Task statement -
Below is a set of records; restate each one word for word.

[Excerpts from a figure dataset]
---*---
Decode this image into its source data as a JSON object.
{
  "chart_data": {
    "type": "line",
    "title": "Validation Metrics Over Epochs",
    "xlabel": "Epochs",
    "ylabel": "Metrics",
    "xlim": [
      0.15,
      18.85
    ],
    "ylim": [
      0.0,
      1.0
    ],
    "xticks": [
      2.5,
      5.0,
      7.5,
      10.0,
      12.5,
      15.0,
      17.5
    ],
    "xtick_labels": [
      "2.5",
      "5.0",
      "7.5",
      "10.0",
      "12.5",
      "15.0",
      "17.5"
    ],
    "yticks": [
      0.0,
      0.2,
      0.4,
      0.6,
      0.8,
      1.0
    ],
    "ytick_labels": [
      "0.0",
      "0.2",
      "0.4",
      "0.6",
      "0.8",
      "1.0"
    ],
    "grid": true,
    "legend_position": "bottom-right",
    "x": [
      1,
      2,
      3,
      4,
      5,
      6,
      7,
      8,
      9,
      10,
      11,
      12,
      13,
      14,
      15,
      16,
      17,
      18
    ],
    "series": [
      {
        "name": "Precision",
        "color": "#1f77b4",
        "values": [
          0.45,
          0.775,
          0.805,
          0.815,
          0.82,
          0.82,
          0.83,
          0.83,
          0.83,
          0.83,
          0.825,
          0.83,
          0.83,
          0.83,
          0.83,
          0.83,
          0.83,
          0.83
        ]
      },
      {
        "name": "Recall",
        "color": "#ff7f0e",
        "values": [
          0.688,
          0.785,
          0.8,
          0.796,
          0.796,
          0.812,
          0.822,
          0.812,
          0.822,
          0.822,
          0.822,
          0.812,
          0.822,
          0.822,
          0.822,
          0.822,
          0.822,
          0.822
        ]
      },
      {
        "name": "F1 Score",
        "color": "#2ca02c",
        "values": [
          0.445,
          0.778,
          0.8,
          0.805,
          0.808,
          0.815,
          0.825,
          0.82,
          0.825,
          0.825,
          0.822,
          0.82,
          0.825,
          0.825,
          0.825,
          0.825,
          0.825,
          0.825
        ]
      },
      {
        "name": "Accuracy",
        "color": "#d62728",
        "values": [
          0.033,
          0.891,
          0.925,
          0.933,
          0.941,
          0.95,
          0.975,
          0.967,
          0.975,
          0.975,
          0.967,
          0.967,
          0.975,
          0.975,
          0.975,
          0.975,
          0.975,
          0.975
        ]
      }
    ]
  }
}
---*---
Answer for this exercise -
Decode this image into its source data as a JSON object.
{
  "chart_data": {
    "type": "line",
    "title": "Validation Metrics Over Epochs",
    "xlabel": "Epochs",
    "ylabel": "Metrics",
    "xlim": [
      0.15,
      18.85
    ],
    "ylim": [
      0.0,
      1.0
    ],
    "xticks": [
      2.5,
      5.0,
      7.5,
      10.0,
      12.5,
      15.0,
      17.5
    ],
    "xtick_labels": [
      "2.5",
      "5.0",
      "7.5",
      "10.0",
      "12.5",
      "15.0",
      "17.5"
    ],
    "yticks": [
      0.0,
      0.2,
      0.4,
      0.6,
      0.8,
      1.0
    ],
    "ytick_labels": [
      "0.0",
      "0.2",
      "0.4",
      "0.6",
      "0.8",
      "1.0"
    ],
    "grid": true,
    "legend_position": "bottom-right",
    "x": [
      1,
      2,
      3,
      4,
      5,
      6,
      7,
      8,
      9,
      10,
      11,
      12,
      13,
      14,
      15,
      16,
      17,
      18
    ],
    "series": [
      {
        "name": "Precision",
        "color": "#1f77b4",
        "values": [
          0.45,
          0.775,
          0.805,
          0.815,
          0.82,
          0.82,
          0.83,
          0.83,
          0.83,
          0.83,
          0.825,
          0.83,
          0.83,
          0.83,
          0.83,
          0.83,
          0.83,
          0.83
        ]
      },
      {
        "name": "Recall",
        "color": "#ff7f0e",
        "values": [
          0.688,
          0.785,
          0.8,
          0.796,
          0.796,
          0.812,
          0.822,
          0.812,
          0.822,
          0.822,
          0.822,
          0.812,
          0.822,
          0.822,
          0.822,
          0.822,
          0.822,
          0.822
        ]
      },
      {
        "name": "F1 Score",
        "color": "#2ca02c",
        "values": [
          0.445,
          0.778,
          0.8,
          0.805,
          0.808,
          0.815,
          0.825,
          0.82,
          0.825,
          0.825,
          0.822,
          0.82,
          0.825,
          0.825,
          0.825,
          0.825,
          0.825,
          0.825
        ]
      },
      {
        "name": "Accuracy",
        "color": "#d62728",
        "values": [
          0.033,
          0.891,
          0.925,
          0.933,
          0.941,
          0.95,
          0.975,
          0.967,
          0.975,
          0.975,
          0.967,
          0.967,
          0.975,
          0.975,
          0.975,
          0.975,
          0.975,
          0.975
        ]
      }
    ]
  }
}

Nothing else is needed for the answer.